++++ DATA SECTION

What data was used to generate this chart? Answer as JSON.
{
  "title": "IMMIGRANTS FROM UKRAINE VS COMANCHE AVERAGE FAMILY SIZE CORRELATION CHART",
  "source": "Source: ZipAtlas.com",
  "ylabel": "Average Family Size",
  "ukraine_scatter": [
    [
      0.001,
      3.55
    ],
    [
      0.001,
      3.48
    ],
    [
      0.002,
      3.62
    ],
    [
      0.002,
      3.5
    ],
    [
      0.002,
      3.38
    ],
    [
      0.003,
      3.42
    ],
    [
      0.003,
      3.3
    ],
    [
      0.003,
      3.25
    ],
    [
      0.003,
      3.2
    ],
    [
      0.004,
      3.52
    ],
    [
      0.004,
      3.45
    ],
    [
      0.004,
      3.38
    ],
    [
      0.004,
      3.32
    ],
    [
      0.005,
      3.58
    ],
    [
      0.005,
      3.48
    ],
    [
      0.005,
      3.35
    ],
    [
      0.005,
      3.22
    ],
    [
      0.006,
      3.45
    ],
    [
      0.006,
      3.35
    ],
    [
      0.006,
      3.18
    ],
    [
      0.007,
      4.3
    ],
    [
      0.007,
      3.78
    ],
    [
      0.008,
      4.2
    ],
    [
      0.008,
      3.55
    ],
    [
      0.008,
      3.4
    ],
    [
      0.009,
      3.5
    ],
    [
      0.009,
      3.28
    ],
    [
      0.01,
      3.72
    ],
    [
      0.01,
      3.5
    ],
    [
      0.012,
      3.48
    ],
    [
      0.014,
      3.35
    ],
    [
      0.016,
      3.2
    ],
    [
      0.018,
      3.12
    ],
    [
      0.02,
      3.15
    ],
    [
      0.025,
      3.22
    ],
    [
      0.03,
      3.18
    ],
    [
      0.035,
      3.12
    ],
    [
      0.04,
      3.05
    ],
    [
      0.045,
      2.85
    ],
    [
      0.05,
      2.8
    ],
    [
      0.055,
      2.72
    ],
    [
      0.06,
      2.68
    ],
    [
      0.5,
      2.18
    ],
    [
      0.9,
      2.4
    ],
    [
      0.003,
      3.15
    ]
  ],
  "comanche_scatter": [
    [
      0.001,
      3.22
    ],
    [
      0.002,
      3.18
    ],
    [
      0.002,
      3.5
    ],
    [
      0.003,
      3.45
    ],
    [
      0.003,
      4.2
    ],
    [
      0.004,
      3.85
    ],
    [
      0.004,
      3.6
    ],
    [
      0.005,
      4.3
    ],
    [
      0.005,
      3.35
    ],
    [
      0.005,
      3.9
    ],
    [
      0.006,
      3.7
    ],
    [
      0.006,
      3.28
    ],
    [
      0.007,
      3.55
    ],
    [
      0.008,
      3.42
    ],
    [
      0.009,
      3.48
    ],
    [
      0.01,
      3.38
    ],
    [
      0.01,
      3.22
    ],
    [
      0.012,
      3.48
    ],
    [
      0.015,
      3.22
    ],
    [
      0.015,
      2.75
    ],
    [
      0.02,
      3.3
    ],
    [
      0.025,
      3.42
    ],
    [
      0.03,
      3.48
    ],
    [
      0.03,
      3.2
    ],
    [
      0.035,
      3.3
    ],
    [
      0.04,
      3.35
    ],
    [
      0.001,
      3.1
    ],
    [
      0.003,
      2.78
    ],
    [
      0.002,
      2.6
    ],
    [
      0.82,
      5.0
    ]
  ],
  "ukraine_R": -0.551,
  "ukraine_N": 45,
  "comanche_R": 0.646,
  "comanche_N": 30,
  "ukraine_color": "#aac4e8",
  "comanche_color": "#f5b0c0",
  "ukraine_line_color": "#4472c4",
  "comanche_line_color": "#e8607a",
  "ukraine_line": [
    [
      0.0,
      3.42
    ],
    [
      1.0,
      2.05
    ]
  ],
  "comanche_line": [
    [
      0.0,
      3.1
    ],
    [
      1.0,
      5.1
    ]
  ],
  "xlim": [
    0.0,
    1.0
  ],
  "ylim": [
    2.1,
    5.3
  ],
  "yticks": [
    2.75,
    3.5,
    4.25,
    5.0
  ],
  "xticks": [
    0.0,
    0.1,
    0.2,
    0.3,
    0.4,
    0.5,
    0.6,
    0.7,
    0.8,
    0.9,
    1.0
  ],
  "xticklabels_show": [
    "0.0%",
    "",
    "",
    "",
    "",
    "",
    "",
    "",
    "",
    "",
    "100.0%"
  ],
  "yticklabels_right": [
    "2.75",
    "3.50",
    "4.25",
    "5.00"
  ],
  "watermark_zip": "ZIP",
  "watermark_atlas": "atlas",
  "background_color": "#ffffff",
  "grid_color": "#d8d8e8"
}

++++++++

PROBLEM TO SOLVE
Write out the data again, exactly and in full.

RESULT OF THIS EXERCISE
What data was used to generate this chart? Answer as JSON.
{
  "title": "IMMIGRANTS FROM UKRAINE VS COMANCHE AVERAGE FAMILY SIZE CORRELATION CHART",
  "source": "Source: ZipAtlas.com",
  "ylabel": "Average Family Size",
  "ukraine_scatter": [
    [
      0.001,
      3.55
    ],
    [
      0.001,
      3.48
    ],
    [
      0.002,
      3.62
    ],
    [
      0.002,
      3.5
    ],
    [
      0.002,
      3.38
    ],
    [
      0.003,
      3.42
    ],
    [
      0.003,
      3.3
    ],
    [
      0.003,
      3.25
    ],
    [
      0.003,
      3.2
    ],
    [
      0.004,
      3.52
    ],
    [
      0.004,
      3.45
    ],
    [
      0.004,
      3.38
    ],
    [
      0.004,
      3.32
    ],
    [
      0.005,
      3.58
    ],
    [
      0.005,
      3.48
    ],
    [
      0.005,
      3.35
    ],
    [
      0.005,
      3.22
    ],
    [
      0.006,
      3.45
    ],
    [
      0.006,
      3.35
    ],
    [
      0.006,
      3.18
    ],
    [
      0.007,
      4.3
    ],
    [
      0.007,
      3.78
    ],
    [
      0.008,
      4.2
    ],
    [
      0.008,
      3.55
    ],
    [
      0.008,
      3.4
    ],
    [
      0.009,
      3.5
    ],
    [
      0.009,
      3.28
    ],
    [
      0.01,
      3.72
    ],
    [
      0.01,
      3.5
    ],
    [
      0.012,
      3.48
    ],
    [
      0.014,
      3.35
    ],
    [
      0.016,
      3.2
    ],
    [
      0.018,
      3.12
    ],
    [
      0.02,
      3.15
    ],
    [
      0.025,
      3.22
    ],
    [
      0.03,
      3.18
    ],
    [
      0.035,
      3.12
    ],
    [
      0.04,
      3.05
    ],
    [
      0.045,
      2.85
    ],
    [
      0.05,
      2.8
    ],
    [
      0.055,
      2.72
    ],
    [
      0.06,
      2.68
    ],
    [
      0.5,
      2.18
    ],
    [
      0.9,
      2.4
    ],
    [
      0.003,
      3.15
    ]
  ],
  "comanche_scatter": [
    [
      0.001,
      3.22
    ],
    [
      0.002,
      3.18
    ],
    [
      0.002,
      3.5
    ],
    [
      0.003,
      3.45
    ],
    [
      0.003,
      4.2
    ],
    [
      0.004,
      3.85
    ],
    [
      0.004,
      3.6
    ],
    [
      0.005,
      4.3
    ],
    [
      0.005,
      3.35
    ],
    [
      0.005,
      3.9
    ],
    [
      0.006,
      3.7
    ],
    [
      0.006,
      3.28
    ],
    [
      0.007,
      3.55
    ],
    [
      0.008,
      3.42
    ],
    [
      0.009,
      3.48
    ],
    [
      0.01,
      3.38
    ],
    [
      0.01,
      3.22
    ],
    [
      0.012,
      3.48
    ],
    [
      0.015,
      3.22
    ],
    [
      0.015,
      2.75
    ],
    [
      0.02,
      3.3
    ],
    [
      0.025,
      3.42
    ],
    [
      0.03,
      3.48
    ],
    [
      0.03,
      3.2
    ],
    [
      0.035,
      3.3
    ],
    [
      0.04,
      3.35
    ],
    [
      0.001,
      3.1
    ],
    [
      0.003,
      2.78
    ],
    [
      0.002,
      2.6
    ],
    [
      0.82,
      5.0
    ]
  ],
  "ukraine_R": -0.551,
  "ukraine_N": 45,
  "comanche_R": 0.646,
  "comanche_N": 30,
  "ukraine_color": "#aac4e8",
  "comanche_color": "#f5b0c0",
  "ukraine_line_color": "#4472c4",
  "comanche_line_color": "#e8607a",
  "ukraine_line": [
    [
      0.0,
      3.42
    ],
    [
      1.0,
      2.05
    ]
  ],
  "comanche_line": [
    [
      0.0,
      3.1
    ],
    [
      1.0,
      5.1
    ]
  ],
  "xlim": [
    0.0,
    1.0
  ],
  "ylim": [
    2.1,
    5.3
  ],
  "yticks": [
    2.75,
    3.5,
    4.25,
    5.0
  ],
  "xticks": [
    0.0,
    0.1,
    0.2,
    0.3,
    0.4,
    0.5,
    0.6,
    0.7,
    0.8,
    0.9,
    1.0
  ],
  "xticklabels_show": [
    "0.0%",
    "",
    "",
    "",
    "",
    "",
    "",
    "",
    "",
    "",
    "100.0%"
  ],
  "yticklabels_right": [
    "2.75",
    "3.50",
    "4.25",
    "5.00"
  ],
  "watermark_zip": "ZIP",
  "watermark_atlas": "atlas",
  "background_color": "#ffffff",
  "grid_color": "#d8d8e8"
}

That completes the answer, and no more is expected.